-- Begin Provided records --

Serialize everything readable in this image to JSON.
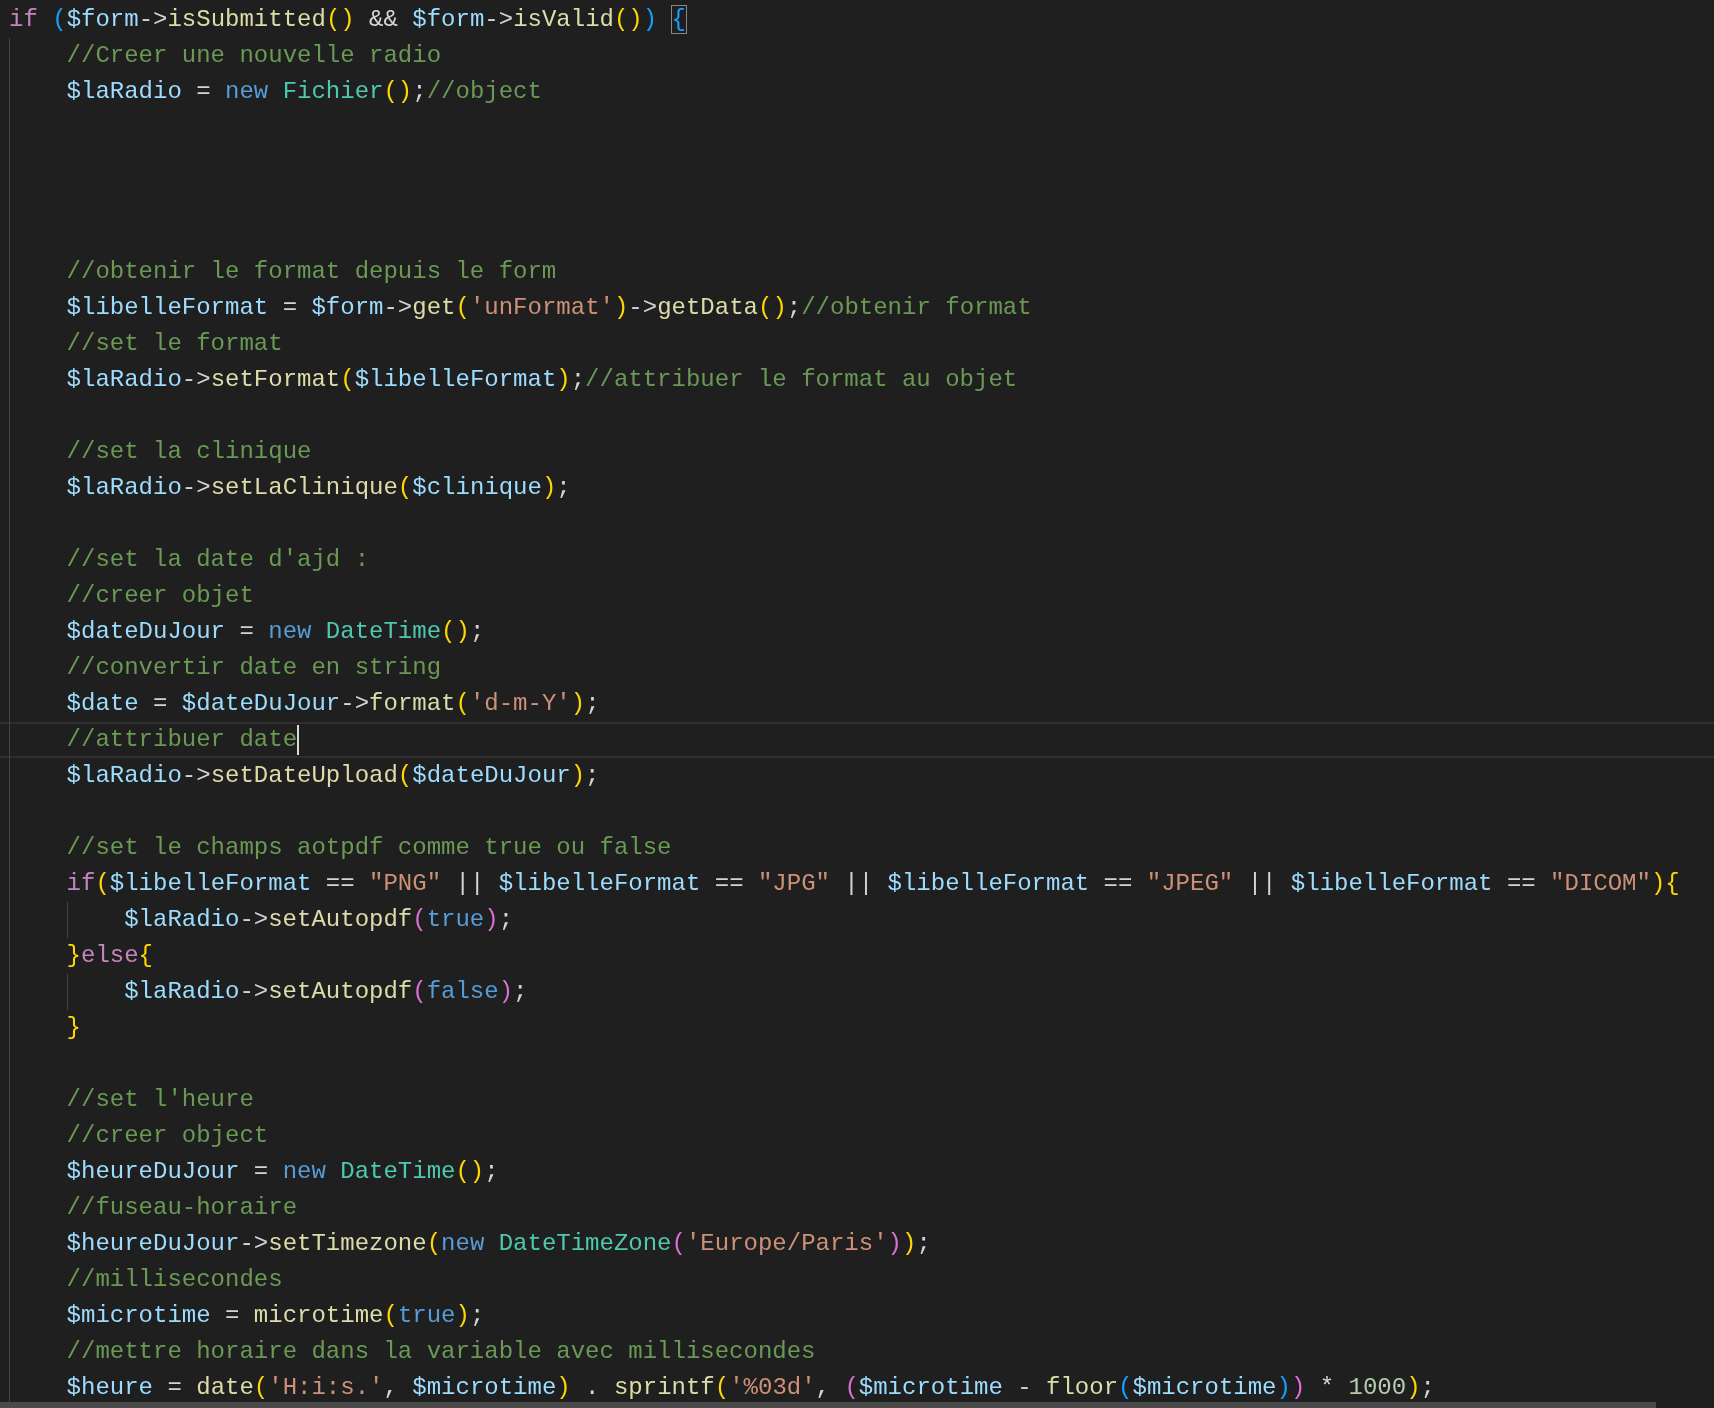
{
  "editor": {
    "lines": [
      {
        "current": false,
        "tokens": [
          {
            "kind": "k",
            "text": "if "
          },
          {
            "kind": "b3",
            "text": "("
          },
          {
            "kind": "v",
            "text": "$form"
          },
          {
            "kind": "o",
            "text": "->"
          },
          {
            "kind": "f",
            "text": "isSubmitted"
          },
          {
            "kind": "b1",
            "text": "()"
          },
          {
            "kind": "o",
            "text": " && "
          },
          {
            "kind": "v",
            "text": "$form"
          },
          {
            "kind": "o",
            "text": "->"
          },
          {
            "kind": "f",
            "text": "isValid"
          },
          {
            "kind": "b1",
            "text": "()"
          },
          {
            "kind": "b3",
            "text": ") "
          },
          {
            "kind": "m",
            "text": "{"
          }
        ],
        "children": [
          {
            "current": false,
            "tokens": [
              {
                "kind": "c",
                "text": "//Creer une nouvelle radio"
              }
            ]
          },
          {
            "current": false,
            "tokens": [
              {
                "kind": "v",
                "text": "$laRadio"
              },
              {
                "kind": "o",
                "text": " = "
              },
              {
                "kind": "n",
                "text": "new "
              },
              {
                "kind": "t",
                "text": "Fichier"
              },
              {
                "kind": "b1",
                "text": "()"
              },
              {
                "kind": "o",
                "text": ";"
              },
              {
                "kind": "c",
                "text": "//object"
              }
            ]
          },
          {
            "current": false
          },
          {
            "current": false
          },
          {
            "current": false
          },
          {
            "current": false
          },
          {
            "current": false,
            "tokens": [
              {
                "kind": "c",
                "text": "//obtenir le format depuis le form"
              }
            ]
          },
          {
            "current": false,
            "tokens": [
              {
                "kind": "v",
                "text": "$libelleFormat"
              },
              {
                "kind": "o",
                "text": " = "
              },
              {
                "kind": "v",
                "text": "$form"
              },
              {
                "kind": "o",
                "text": "->"
              },
              {
                "kind": "f",
                "text": "get"
              },
              {
                "kind": "b1",
                "text": "("
              },
              {
                "kind": "s",
                "text": "'unFormat'"
              },
              {
                "kind": "b1",
                "text": ")"
              },
              {
                "kind": "o",
                "text": "->"
              },
              {
                "kind": "f",
                "text": "getData"
              },
              {
                "kind": "b1",
                "text": "()"
              },
              {
                "kind": "o",
                "text": ";"
              },
              {
                "kind": "c",
                "text": "//obtenir format"
              }
            ]
          },
          {
            "current": false,
            "tokens": [
              {
                "kind": "c",
                "text": "//set le format"
              }
            ]
          },
          {
            "current": false,
            "tokens": [
              {
                "kind": "v",
                "text": "$laRadio"
              },
              {
                "kind": "o",
                "text": "->"
              },
              {
                "kind": "f",
                "text": "setFormat"
              },
              {
                "kind": "b1",
                "text": "("
              },
              {
                "kind": "v",
                "text": "$libelleFormat"
              },
              {
                "kind": "b1",
                "text": ")"
              },
              {
                "kind": "o",
                "text": ";"
              },
              {
                "kind": "c",
                "text": "//attribuer le format au objet"
              }
            ]
          },
          {
            "current": false
          },
          {
            "current": false,
            "tokens": [
              {
                "kind": "c",
                "text": "//set la clinique"
              }
            ]
          },
          {
            "current": false,
            "tokens": [
              {
                "kind": "v",
                "text": "$laRadio"
              },
              {
                "kind": "o",
                "text": "->"
              },
              {
                "kind": "f",
                "text": "setLaClinique"
              },
              {
                "kind": "b1",
                "text": "("
              },
              {
                "kind": "v",
                "text": "$clinique"
              },
              {
                "kind": "b1",
                "text": ")"
              },
              {
                "kind": "o",
                "text": ";"
              }
            ]
          },
          {
            "current": false
          },
          {
            "current": false,
            "tokens": [
              {
                "kind": "c",
                "text": "//set la date d'ajd :"
              }
            ]
          },
          {
            "current": false,
            "tokens": [
              {
                "kind": "c",
                "text": "//creer objet"
              }
            ]
          },
          {
            "current": false,
            "tokens": [
              {
                "kind": "v",
                "text": "$dateDuJour"
              },
              {
                "kind": "o",
                "text": " = "
              },
              {
                "kind": "n",
                "text": "new "
              },
              {
                "kind": "t",
                "text": "DateTime"
              },
              {
                "kind": "b1",
                "text": "()"
              },
              {
                "kind": "o",
                "text": ";"
              }
            ]
          },
          {
            "current": false,
            "tokens": [
              {
                "kind": "c",
                "text": "//convertir date en string"
              }
            ]
          },
          {
            "current": false,
            "tokens": [
              {
                "kind": "v",
                "text": "$date"
              },
              {
                "kind": "o",
                "text": " = "
              },
              {
                "kind": "v",
                "text": "$dateDuJour"
              },
              {
                "kind": "o",
                "text": "->"
              },
              {
                "kind": "f",
                "text": "format"
              },
              {
                "kind": "b1",
                "text": "("
              },
              {
                "kind": "s",
                "text": "'d-m-Y'"
              },
              {
                "kind": "b1",
                "text": ")"
              },
              {
                "kind": "o",
                "text": ";"
              }
            ]
          },
          {
            "current": true,
            "tokens": [
              {
                "kind": "c",
                "text": "//attribuer date"
              }
            ]
          },
          {
            "current": false,
            "tokens": [
              {
                "kind": "v",
                "text": "$laRadio"
              },
              {
                "kind": "o",
                "text": "->"
              },
              {
                "kind": "f",
                "text": "setDateUpload"
              },
              {
                "kind": "b1",
                "text": "("
              },
              {
                "kind": "v",
                "text": "$dateDuJour"
              },
              {
                "kind": "b1",
                "text": ")"
              },
              {
                "kind": "o",
                "text": ";"
              }
            ]
          },
          {
            "current": false
          },
          {
            "current": false,
            "tokens": [
              {
                "kind": "c",
                "text": "//set le champs aotpdf comme true ou false"
              }
            ]
          },
          {
            "current": false,
            "tokens": [
              {
                "kind": "k",
                "text": "if"
              },
              {
                "kind": "b1",
                "text": "("
              },
              {
                "kind": "v",
                "text": "$libelleFormat"
              },
              {
                "kind": "o",
                "text": " == "
              },
              {
                "kind": "s",
                "text": "\"PNG\""
              },
              {
                "kind": "o",
                "text": " || "
              },
              {
                "kind": "v",
                "text": "$libelleFormat"
              },
              {
                "kind": "o",
                "text": " == "
              },
              {
                "kind": "s",
                "text": "\"JPG\""
              },
              {
                "kind": "o",
                "text": " || "
              },
              {
                "kind": "v",
                "text": "$libelleFormat"
              },
              {
                "kind": "o",
                "text": " == "
              },
              {
                "kind": "s",
                "text": "\"JPEG\""
              },
              {
                "kind": "o",
                "text": " || "
              },
              {
                "kind": "v",
                "text": "$libelleFormat"
              },
              {
                "kind": "o",
                "text": " == "
              },
              {
                "kind": "s",
                "text": "\"DICOM\""
              },
              {
                "kind": "b1",
                "text": "){"
              }
            ],
            "children": [
              {
                "current": false,
                "tokens": [
                  {
                    "kind": "v",
                    "text": "$laRadio"
                  },
                  {
                    "kind": "o",
                    "text": "->"
                  },
                  {
                    "kind": "f",
                    "text": "setAutopdf"
                  },
                  {
                    "kind": "b2",
                    "text": "("
                  },
                  {
                    "kind": "n",
                    "text": "true"
                  },
                  {
                    "kind": "b2",
                    "text": ")"
                  },
                  {
                    "kind": "o",
                    "text": ";"
                  }
                ]
              }
            ]
          },
          {
            "current": false,
            "tokens": [
              {
                "kind": "b1",
                "text": "}"
              },
              {
                "kind": "k",
                "text": "else"
              },
              {
                "kind": "b1",
                "text": "{"
              }
            ],
            "children": [
              {
                "current": false,
                "tokens": [
                  {
                    "kind": "v",
                    "text": "$laRadio"
                  },
                  {
                    "kind": "o",
                    "text": "->"
                  },
                  {
                    "kind": "f",
                    "text": "setAutopdf"
                  },
                  {
                    "kind": "b2",
                    "text": "("
                  },
                  {
                    "kind": "n",
                    "text": "false"
                  },
                  {
                    "kind": "b2",
                    "text": ")"
                  },
                  {
                    "kind": "o",
                    "text": ";"
                  }
                ]
              }
            ]
          },
          {
            "current": false,
            "tokens": [
              {
                "kind": "b1",
                "text": "}"
              }
            ]
          },
          {
            "current": false
          },
          {
            "current": false,
            "tokens": [
              {
                "kind": "c",
                "text": "//set l'heure"
              }
            ]
          },
          {
            "current": false,
            "tokens": [
              {
                "kind": "c",
                "text": "//creer object"
              }
            ]
          },
          {
            "current": false,
            "tokens": [
              {
                "kind": "v",
                "text": "$heureDuJour"
              },
              {
                "kind": "o",
                "text": " = "
              },
              {
                "kind": "n",
                "text": "new "
              },
              {
                "kind": "t",
                "text": "DateTime"
              },
              {
                "kind": "b1",
                "text": "()"
              },
              {
                "kind": "o",
                "text": ";"
              }
            ]
          },
          {
            "current": false,
            "tokens": [
              {
                "kind": "c",
                "text": "//fuseau-horaire"
              }
            ]
          },
          {
            "current": false,
            "tokens": [
              {
                "kind": "v",
                "text": "$heureDuJour"
              },
              {
                "kind": "o",
                "text": "->"
              },
              {
                "kind": "f",
                "text": "setTimezone"
              },
              {
                "kind": "b1",
                "text": "("
              },
              {
                "kind": "n",
                "text": "new "
              },
              {
                "kind": "t",
                "text": "DateTimeZone"
              },
              {
                "kind": "b2",
                "text": "("
              },
              {
                "kind": "s",
                "text": "'Europe/Paris'"
              },
              {
                "kind": "b2",
                "text": ")"
              },
              {
                "kind": "b1",
                "text": ")"
              },
              {
                "kind": "o",
                "text": ";"
              }
            ]
          },
          {
            "current": false,
            "tokens": [
              {
                "kind": "c",
                "text": "//millisecondes"
              }
            ]
          },
          {
            "current": false,
            "tokens": [
              {
                "kind": "v",
                "text": "$microtime"
              },
              {
                "kind": "o",
                "text": " = "
              },
              {
                "kind": "f",
                "text": "microtime"
              },
              {
                "kind": "b1",
                "text": "("
              },
              {
                "kind": "n",
                "text": "true"
              },
              {
                "kind": "b1",
                "text": ")"
              },
              {
                "kind": "o",
                "text": ";"
              }
            ]
          },
          {
            "current": false,
            "tokens": [
              {
                "kind": "c",
                "text": "//mettre horaire dans la variable avec millisecondes"
              }
            ]
          },
          {
            "current": false,
            "tokens": [
              {
                "kind": "v",
                "text": "$heure"
              },
              {
                "kind": "o",
                "text": " = "
              },
              {
                "kind": "f",
                "text": "date"
              },
              {
                "kind": "b1",
                "text": "("
              },
              {
                "kind": "s",
                "text": "'H:i:s.'"
              },
              {
                "kind": "o",
                "text": ", "
              },
              {
                "kind": "v",
                "text": "$microtime"
              },
              {
                "kind": "b1",
                "text": ")"
              },
              {
                "kind": "o",
                "text": " . "
              },
              {
                "kind": "f",
                "text": "sprintf"
              },
              {
                "kind": "b1",
                "text": "("
              },
              {
                "kind": "s",
                "text": "'%03d'"
              },
              {
                "kind": "o",
                "text": ", "
              },
              {
                "kind": "b2",
                "text": "("
              },
              {
                "kind": "v",
                "text": "$microtime"
              },
              {
                "kind": "o",
                "text": " - "
              },
              {
                "kind": "f",
                "text": "floor"
              },
              {
                "kind": "b3",
                "text": "("
              },
              {
                "kind": "v",
                "text": "$microtime"
              },
              {
                "kind": "b3",
                "text": ")"
              },
              {
                "kind": "b2",
                "text": ")"
              },
              {
                "kind": "o",
                "text": " * "
              },
              {
                "kind": "num",
                "text": "1000"
              },
              {
                "kind": "b1",
                "text": ")"
              },
              {
                "kind": "o",
                "text": ";"
              }
            ]
          }
        ]
      }
    ]
  }
}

-- End Provided records --

Say the number of lines in the records above that include the string "objet", and no more.

2